• Data lines:
########
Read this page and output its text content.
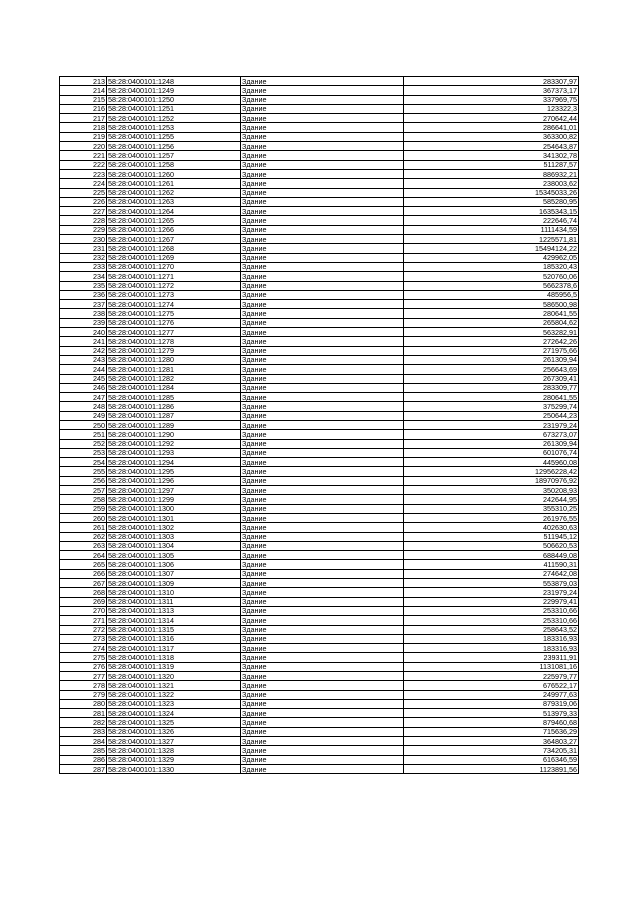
213	58:28:0400101:1248	Здание	283307,97
214	58:28:0400101:1249	Здание	367373,17
215	58:28:0400101:1250	Здание	337969,75
216	58:28:0400101:1251	Здание	123322,3
217	58:28:0400101:1252	Здание	270642,44
218	58:28:0400101:1253	Здание	286641,01
219	58:28:0400101:1255	Здание	363300,82
220	58:28:0400101:1256	Здание	254643,87
221	58:28:0400101:1257	Здание	341302,78
222	58:28:0400101:1258	Здание	511287,57
223	58:28:0400101:1260	Здание	886932,21
224	58:28:0400101:1261	Здание	238003,62
225	58:28:0400101:1262	Здание	15345033,26
226	58:28:0400101:1263	Здание	585280,95
227	58:28:0400101:1264	Здание	1635343,15
228	58:28:0400101:1265	Здание	222646,74
229	58:28:0400101:1266	Здание	1111434,59
230	58:28:0400101:1267	Здание	1225571,81
231	58:28:0400101:1268	Здание	15494124,22
232	58:28:0400101:1269	Здание	429962,05
233	58:28:0400101:1270	Здание	185320,43
234	58:28:0400101:1271	Здание	520760,06
235	58:28:0400101:1272	Здание	5662378,6
236	58:28:0400101:1273	Здание	485956,5
237	58:28:0400101:1274	Здание	586500,98
238	58:28:0400101:1275	Здание	280641,55
239	58:28:0400101:1276	Здание	265804,62
240	58:28:0400101:1277	Здание	563282,91
241	58:28:0400101:1278	Здание	272642,26
242	58:28:0400101:1279	Здание	271975,66
243	58:28:0400101:1280	Здание	261309,94
244	58:28:0400101:1281	Здание	256643,69
245	58:28:0400101:1282	Здание	267309,41
246	58:28:0400101:1284	Здание	283309,77
247	58:28:0400101:1285	Здание	280641,55
248	58:28:0400101:1286	Здание	375299,74
249	58:28:0400101:1287	Здание	250644,23
250	58:28:0400101:1289	Здание	231979,24
251	58:28:0400101:1290	Здание	673273,07
252	58:28:0400101:1292	Здание	261309,94
253	58:28:0400101:1293	Здание	601076,74
254	58:28:0400101:1294	Здание	445960,08
255	58:28:0400101:1295	Здание	12956228,42
256	58:28:0400101:1296	Здание	18970976,92
257	58:28:0400101:1297	Здание	350208,93
258	58:28:0400101:1299	Здание	242644,95
259	58:28:0400101:1300	Здание	355310,25
260	58:28:0400101:1301	Здание	261976,55
261	58:28:0400101:1302	Здание	402630,63
262	58:28:0400101:1303	Здание	511945,12
263	58:28:0400101:1304	Здание	506620,53
264	58:28:0400101:1305	Здание	688449,08
265	58:28:0400101:1306	Здание	411590,31
266	58:28:0400101:1307	Здание	274642,08
267	58:28:0400101:1309	Здание	553879,03
268	58:28:0400101:1310	Здание	231979,24
269	58:28:0400101:1311	Здание	229979,41
270	58:28:0400101:1313	Здание	253310,66
271	58:28:0400101:1314	Здание	253310,66
272	58:28:0400101:1315	Здание	258643,52
273	58:28:0400101:1316	Здание	183316,93
274	58:28:0400101:1317	Здание	183316,93
275	58:28:0400101:1318	Здание	239311,91
276	58:28:0400101:1319	Здание	1131081,16
277	58:28:0400101:1320	Здание	225979,77
278	58:28:0400101:1321	Здание	676522,17
279	58:28:0400101:1322	Здание	249977,63
280	58:28:0400101:1323	Здание	879319,06
281	58:28:0400101:1324	Здание	513979,33
282	58:28:0400101:1325	Здание	879460,68
283	58:28:0400101:1326	Здание	715636,29
284	58:28:0400101:1327	Здание	364803,27
285	58:28:0400101:1328	Здание	734205,31
286	58:28:0400101:1329	Здание	616346,59
287	58:28:0400101:1330	Здание	1123891,56
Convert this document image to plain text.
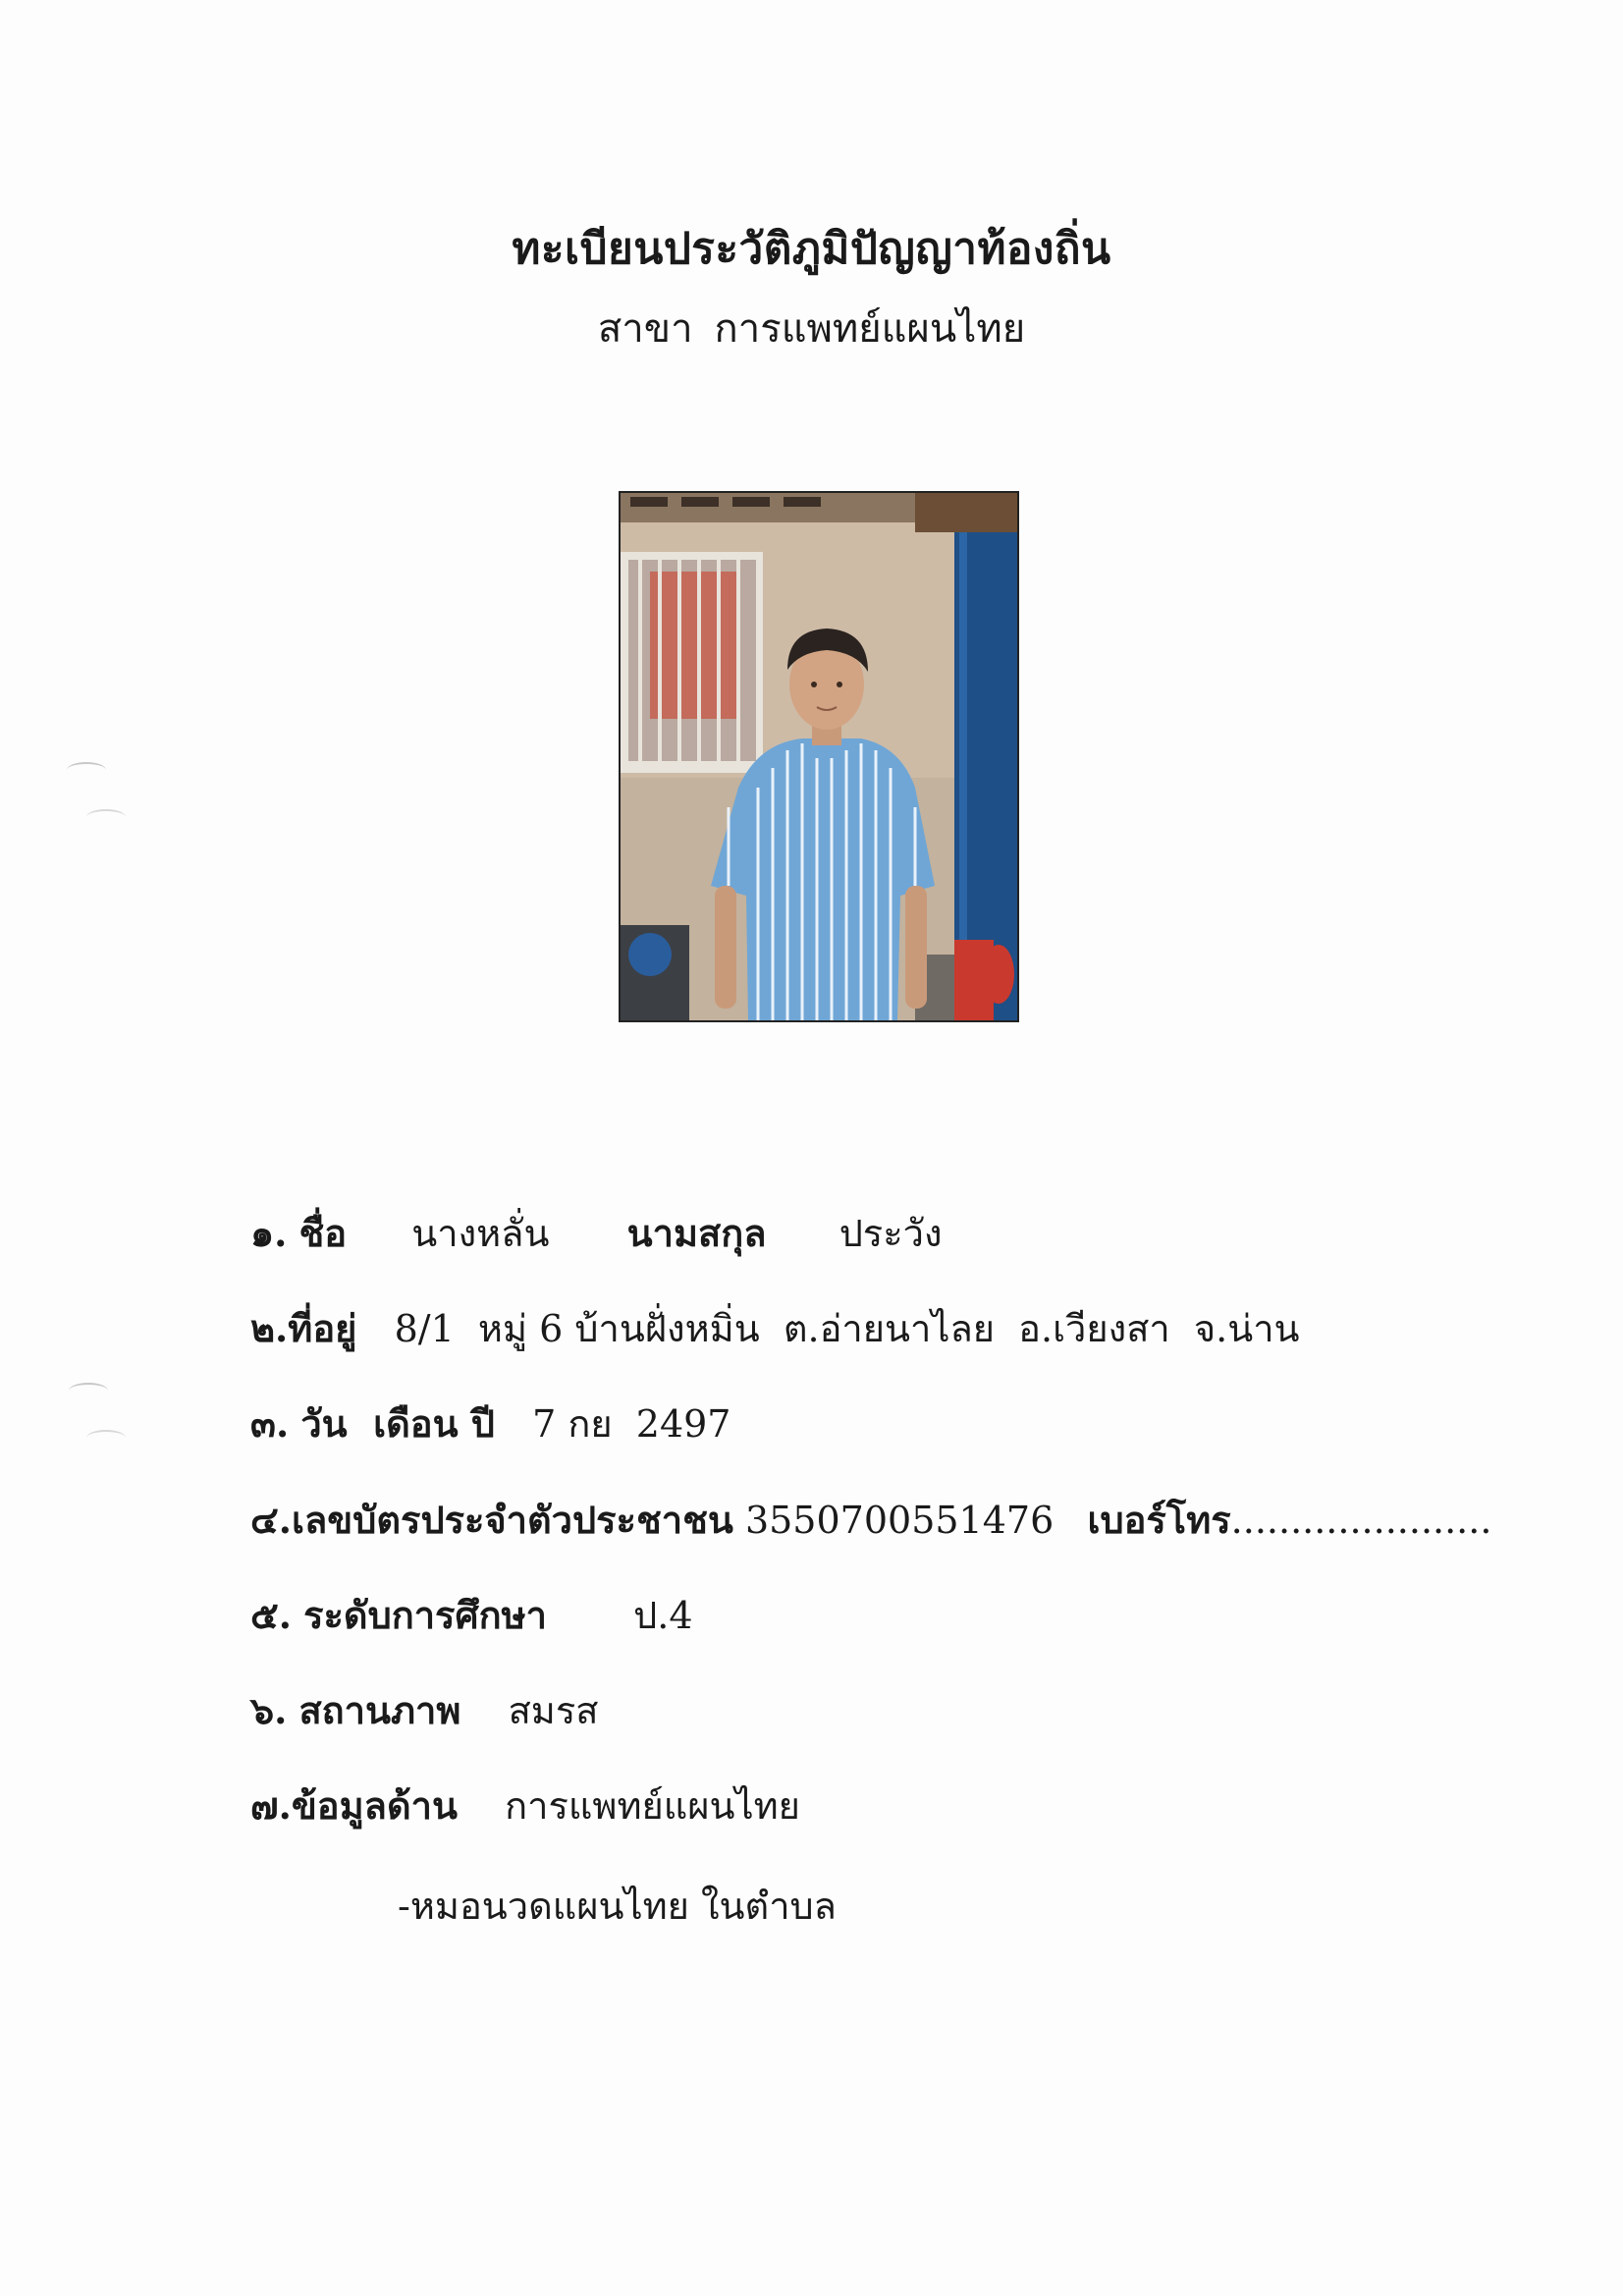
ทะเบียนประวัติภูมิปัญญาท้องถิ่น
สาขา การแพทย์แผนไทย
๑. ชื่อ นางหลั่น นามสกุล ประวัง
๒.ที่อยู่ 8/1  หมู่ 6 บ้านฝั่งหมิ่น  ต.อ่ายนาไลย  อ.เวียงสา  จ.น่าน
๓. วัน  เดือน ปี 7 กย  2497
๔.เลขบัตรประจำตัวประชาชน 3550700551476 เบอร์โทร......................
๕. ระดับการศึกษา ป.4
๖. สถานภาพ สมรส
๗.ข้อมูลด้าน การแพทย์แผนไทย
-หมอนวดแผนไทย ในตำบล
########
• What the exercise asks:
Repeat exactly the lines in the entries from the one containing "Convert this document image to plain text." to the final line, inclusive, and nothing beyond them; skip pictures.

• Response for this exercise:
Convert this document image to plain text.
ทะเบียนประวัติภูมิปัญญาท้องถิ่น
สาขา การแพทย์แผนไทย
๑. ชื่อ นางหลั่น นามสกุล ประวัง
๒.ที่อยู่ 8/1  หมู่ 6 บ้านฝั่งหมิ่น  ต.อ่ายนาไลย  อ.เวียงสา  จ.น่าน
๓. วัน  เดือน ปี 7 กย  2497
๔.เลขบัตรประจำตัวประชาชน 3550700551476 เบอร์โทร......................
๕. ระดับการศึกษา ป.4
๖. สถานภาพ สมรส
๗.ข้อมูลด้าน การแพทย์แผนไทย
-หมอนวดแผนไทย ในตำบล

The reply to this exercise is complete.